## What to work on
Write every record out again exactly, and keep images out of it.

## Input rows

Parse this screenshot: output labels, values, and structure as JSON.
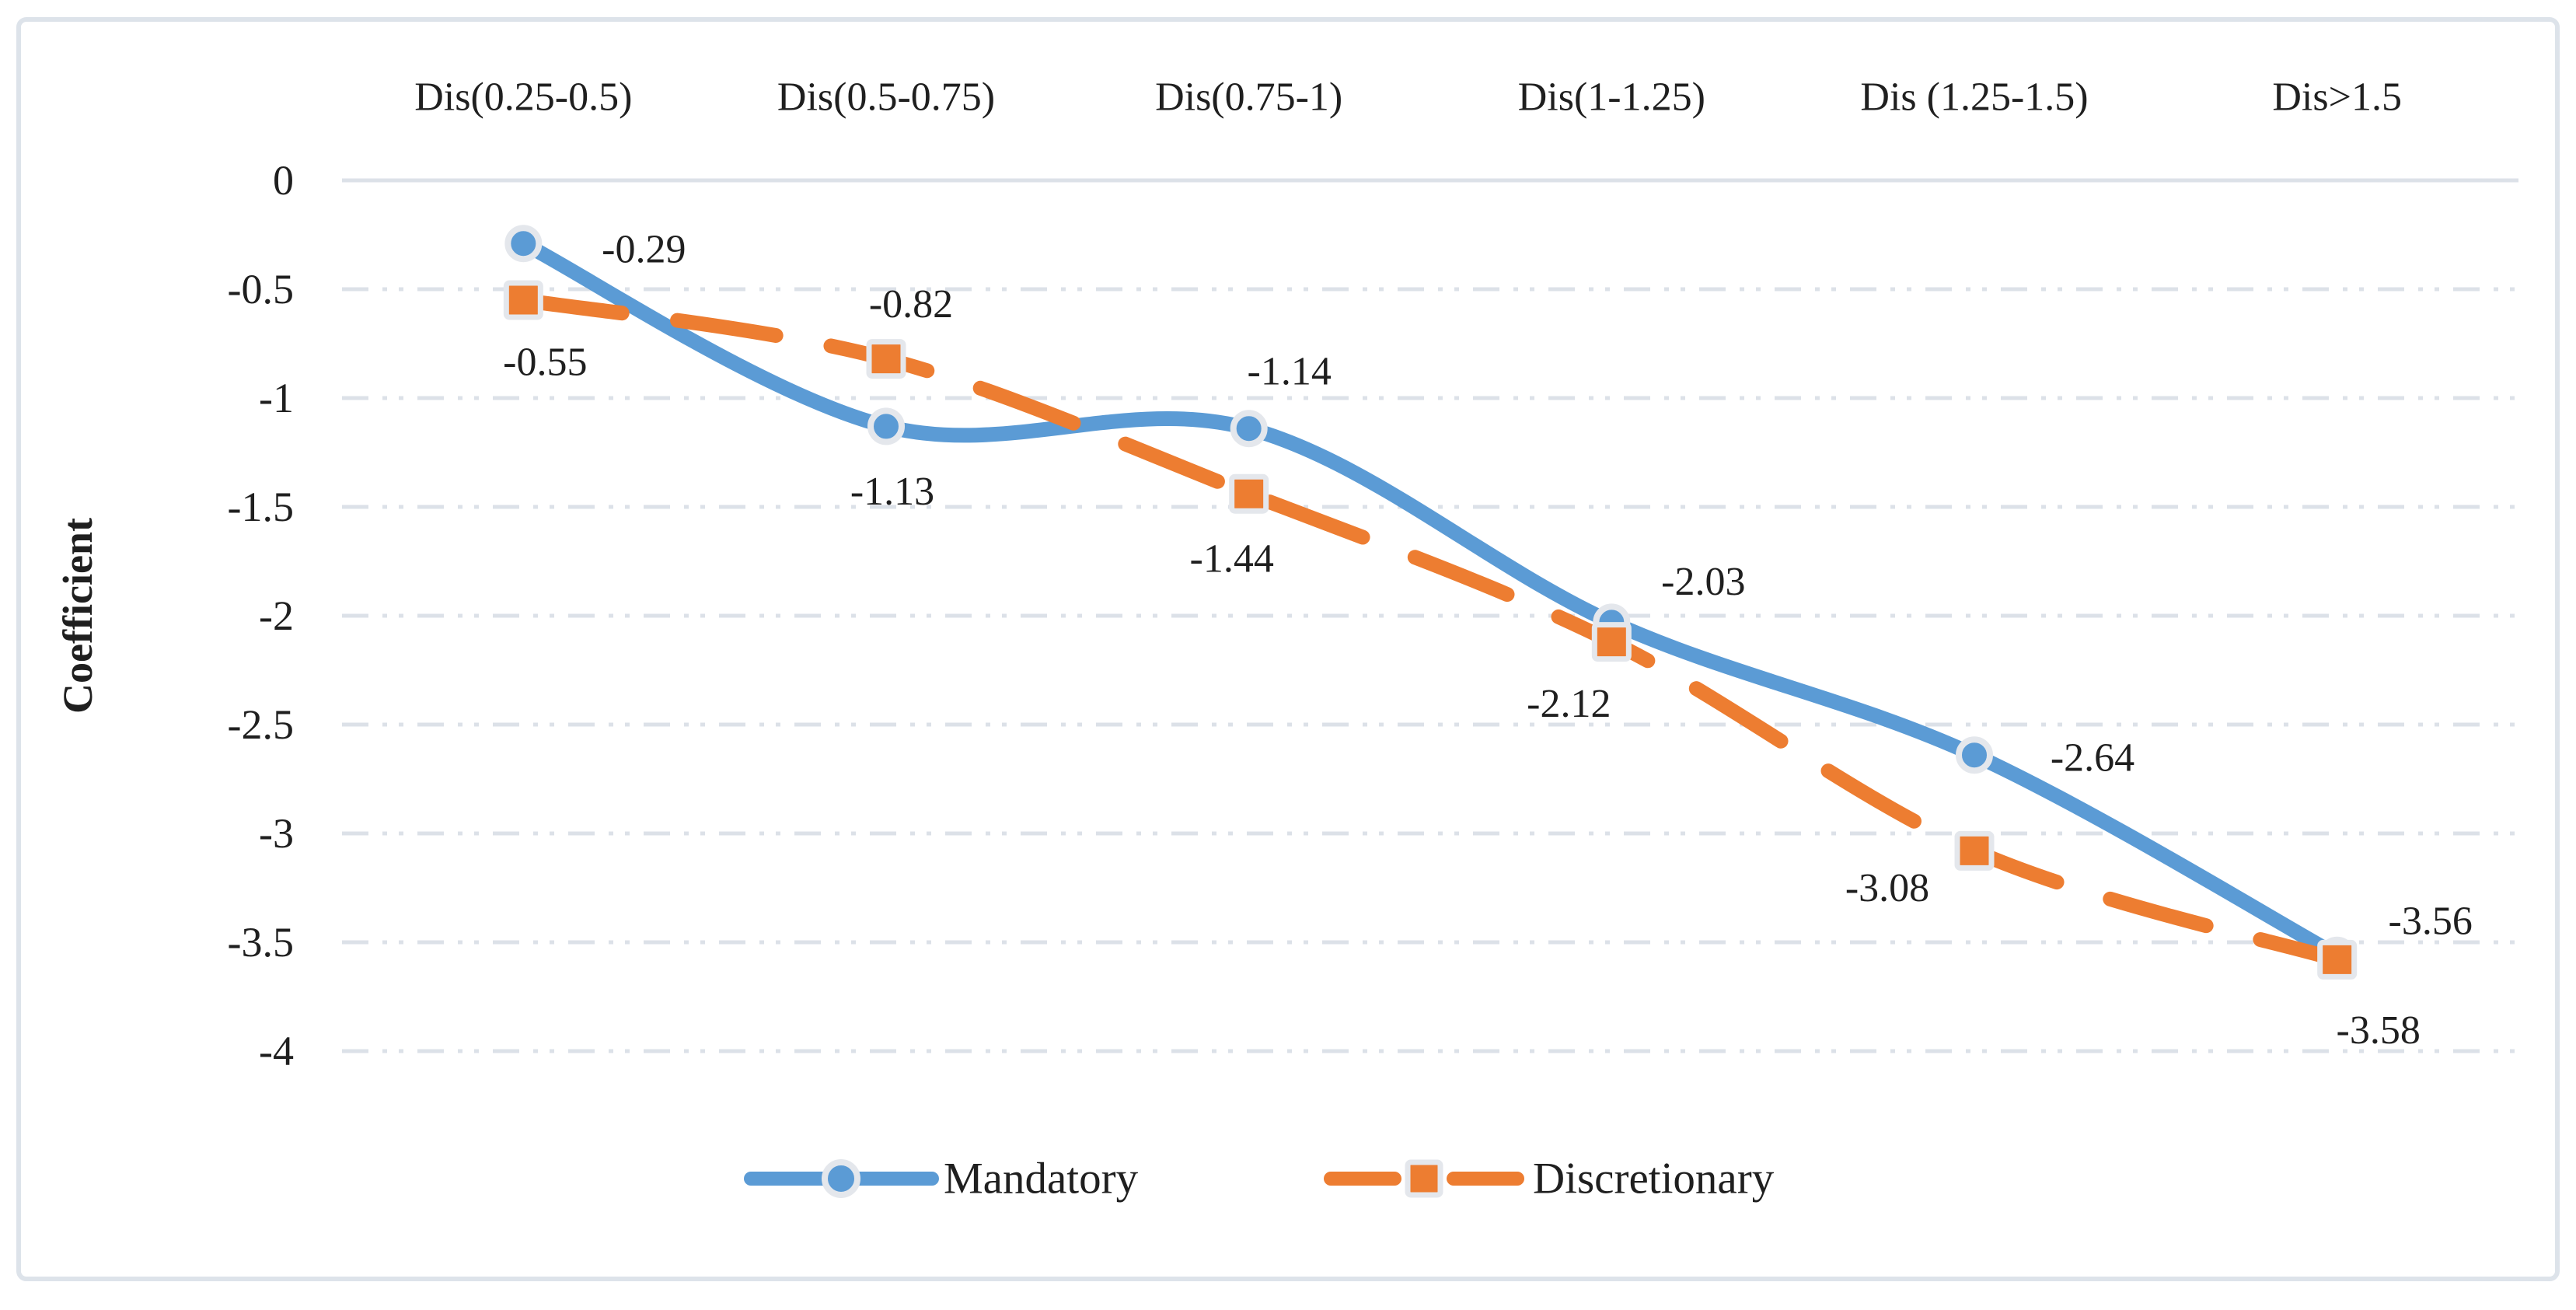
{
  "figure": {
    "background_color": "#ffffff",
    "border_color": "#dde3ea",
    "grid_color": "#dce1e8",
    "text_color": "#1f1f1f"
  },
  "chart_data": {
    "type": "line",
    "categories": [
      "Dis(0.25-0.5)",
      "Dis(0.5-0.75)",
      "Dis(0.75-1)",
      "Dis(1-1.25)",
      "Dis (1.25-1.5)",
      "Dis>1.5"
    ],
    "xlabel": "",
    "ylabel": "Coefficient",
    "ylim": [
      -4,
      0
    ],
    "yticks": [
      0,
      -0.5,
      -1,
      -1.5,
      -2,
      -2.5,
      -3,
      -3.5,
      -4
    ],
    "ytick_labels": [
      "0",
      "-0.5",
      "-1",
      "-1.5",
      "-2",
      "-2.5",
      "-3",
      "-3.5",
      "-4"
    ],
    "grid": "horizontal dash-dot",
    "legend_position": "bottom-center",
    "x_axis_position": "top",
    "series": [
      {
        "name": "Mandatory",
        "color": "#5B9BD5",
        "marker": "circle",
        "line_style": "solid",
        "smooth": true,
        "values": [
          -0.29,
          -1.13,
          -1.14,
          -2.03,
          -2.64,
          -3.56
        ],
        "labels": [
          "-0.29",
          "-1.13",
          "-1.14",
          "-2.03",
          "-2.64",
          "-3.56"
        ]
      },
      {
        "name": "Discretionary",
        "color": "#ED7D31",
        "marker": "square",
        "line_style": "dashed",
        "smooth": true,
        "values": [
          -0.55,
          -0.82,
          -1.44,
          -2.12,
          -3.08,
          -3.58
        ],
        "labels": [
          "-0.55",
          "-0.82",
          "-1.44",
          "-2.12",
          "-3.08",
          "-3.58"
        ]
      }
    ]
  }
}
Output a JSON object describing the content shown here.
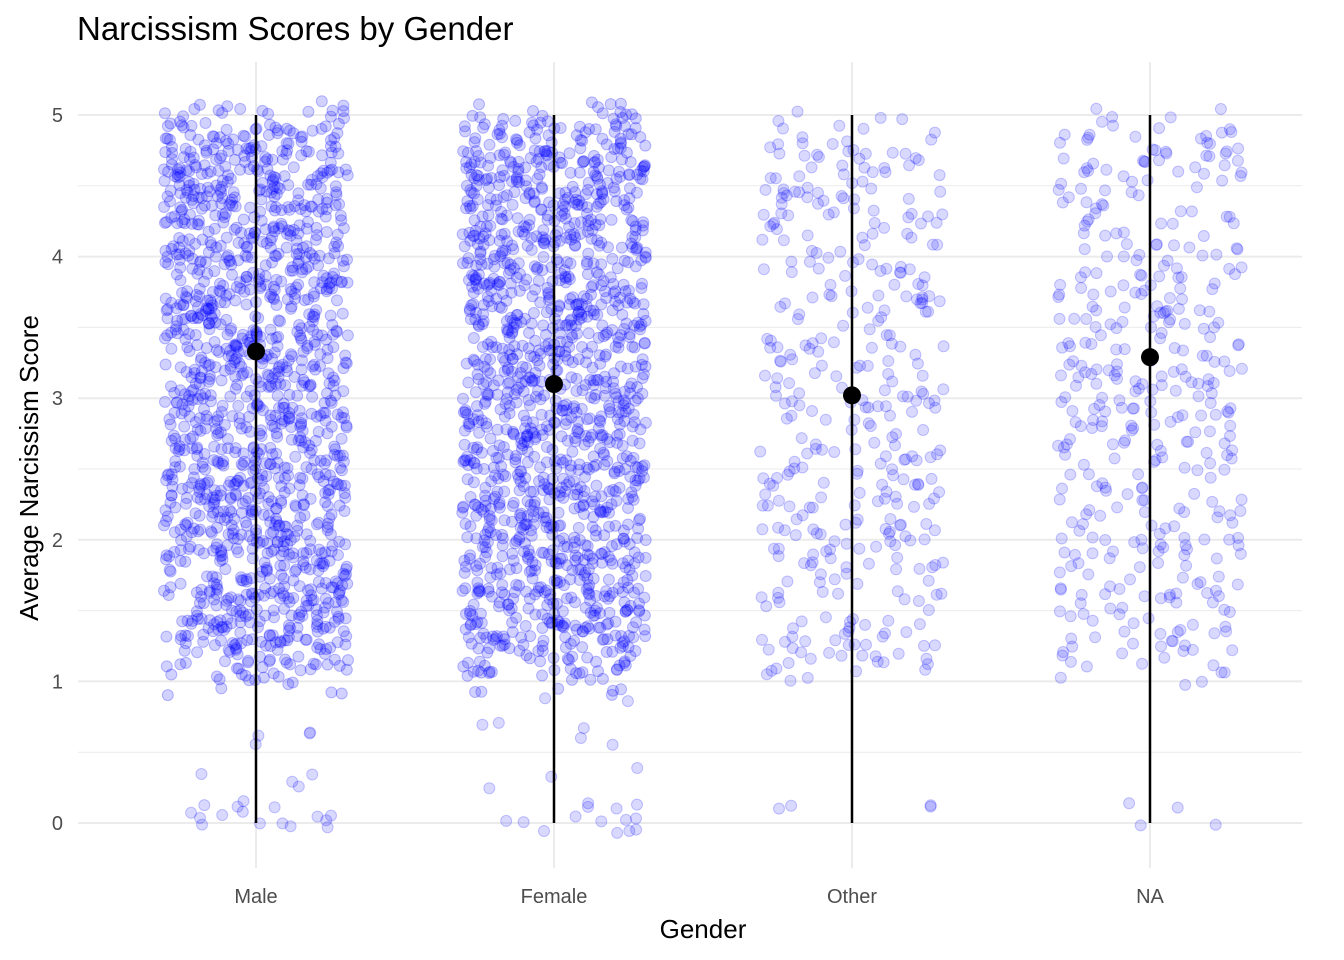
{
  "chart_data": {
    "type": "scatter",
    "subtype": "jittered strip plot with mean and range",
    "title": "Narcissism Scores by Gender",
    "xlabel": "Gender",
    "ylabel": "Average Narcissism Score",
    "categories": [
      "Male",
      "Female",
      "Other",
      "NA"
    ],
    "ylim": [
      -0.3,
      5.35
    ],
    "yticks": [
      0,
      1,
      2,
      3,
      4,
      5
    ],
    "grid": true,
    "legend": "none",
    "point_color": "#0000ff",
    "point_alpha": 0.12,
    "summary_color": "#000000",
    "series": [
      {
        "category": "Male",
        "mean": 3.33,
        "min": 0,
        "max": 5,
        "density": "very high",
        "values_scale": "approx 0.9 to 5.1 dense, sparse outliers 0 to 0.8"
      },
      {
        "category": "Female",
        "mean": 3.1,
        "min": 0,
        "max": 5,
        "density": "very high",
        "values_scale": "approx 0.9 to 5.1 dense, sparse outliers 0 to 0.8"
      },
      {
        "category": "Other",
        "mean": 3.02,
        "min": 0,
        "max": 5,
        "density": "sparse",
        "values_scale": "approx 0.8 to 5.1, few near 0"
      },
      {
        "category": "NA",
        "mean": 3.29,
        "min": 0,
        "max": 5,
        "density": "sparse",
        "values_scale": "approx 0.9 to 5.1, few near 0"
      }
    ]
  }
}
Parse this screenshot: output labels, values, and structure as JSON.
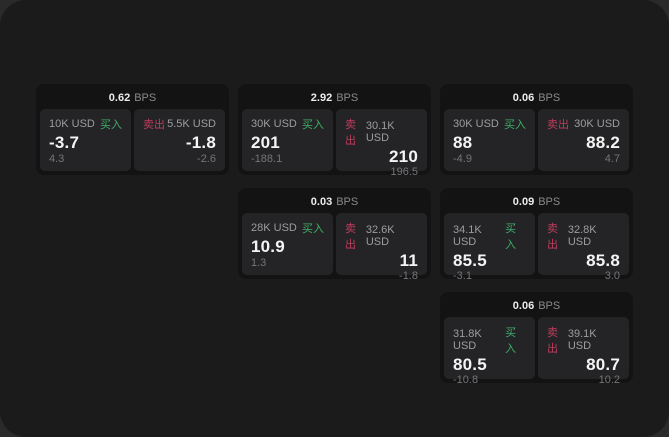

## Exercise response
Parse this screenshot: output labels, values, and structure as JSON.
{
  "figure": {
    "background_color": "#ffffff",
    "border_color": "#dde3ea",
    "grid_color": "#dce1e8",
    "text_color": "#1f1f1f"
  },
  "chart_data": {
    "type": "line",
    "categories": [
      "Dis(0.25-0.5)",
      "Dis(0.5-0.75)",
      "Dis(0.75-1)",
      "Dis(1-1.25)",
      "Dis (1.25-1.5)",
      "Dis>1.5"
    ],
    "xlabel": "",
    "ylabel": "Coefficient",
    "ylim": [
      -4,
      0
    ],
    "yticks": [
      0,
      -0.5,
      -1,
      -1.5,
      -2,
      -2.5,
      -3,
      -3.5,
      -4
    ],
    "ytick_labels": [
      "0",
      "-0.5",
      "-1",
      "-1.5",
      "-2",
      "-2.5",
      "-3",
      "-3.5",
      "-4"
    ],
    "grid": "horizontal dash-dot",
    "legend_position": "bottom-center",
    "x_axis_position": "top",
    "series": [
      {
        "name": "Mandatory",
        "color": "#5B9BD5",
        "marker": "circle",
        "line_style": "solid",
        "smooth": true,
        "values": [
          -0.29,
          -1.13,
          -1.14,
          -2.03,
          -2.64,
          -3.56
        ],
        "labels": [
          "-0.29",
          "-1.13",
          "-1.14",
          "-2.03",
          "-2.64",
          "-3.56"
        ]
      },
      {
        "name": "Discretionary",
        "color": "#ED7D31",
        "marker": "square",
        "line_style": "dashed",
        "smooth": true,
        "values": [
          -0.55,
          -0.82,
          -1.44,
          -2.12,
          -3.08,
          -3.58
        ],
        "labels": [
          "-0.55",
          "-0.82",
          "-1.44",
          "-2.12",
          "-3.08",
          "-3.58"
        ]
      }
    ]
  }
}
Output a JSON object describing the content shown here.
{
  "chart_data": {
    "type": "scatter",
    "subtype": "jittered strip plot with mean and range",
    "title": "Narcissism Scores by Gender",
    "xlabel": "Gender",
    "ylabel": "Average Narcissism Score",
    "categories": [
      "Male",
      "Female",
      "Other",
      "NA"
    ],
    "ylim": [
      -0.3,
      5.35
    ],
    "yticks": [
      0,
      1,
      2,
      3,
      4,
      5
    ],
    "grid": true,
    "legend": "none",
    "point_color": "#0000ff",
    "point_alpha": 0.12,
    "summary_color": "#000000",
    "series": [
      {
        "category": "Male",
        "mean": 3.33,
        "min": 0,
        "max": 5,
        "density": "very high",
        "values_scale": "approx 0.9 to 5.1 dense, sparse outliers 0 to 0.8"
      },
      {
        "category": "Female",
        "mean": 3.1,
        "min": 0,
        "max": 5,
        "density": "very high",
        "values_scale": "approx 0.9 to 5.1 dense, sparse outliers 0 to 0.8"
      },
      {
        "category": "Other",
        "mean": 3.02,
        "min": 0,
        "max": 5,
        "density": "sparse",
        "values_scale": "approx 0.8 to 5.1, few near 0"
      },
      {
        "category": "NA",
        "mean": 3.29,
        "min": 0,
        "max": 5,
        "density": "sparse",
        "values_scale": "approx 0.9 to 5.1, few near 0"
      }
    ]
  }
}
Parse this screenshot: output labels, values, and structure as JSON.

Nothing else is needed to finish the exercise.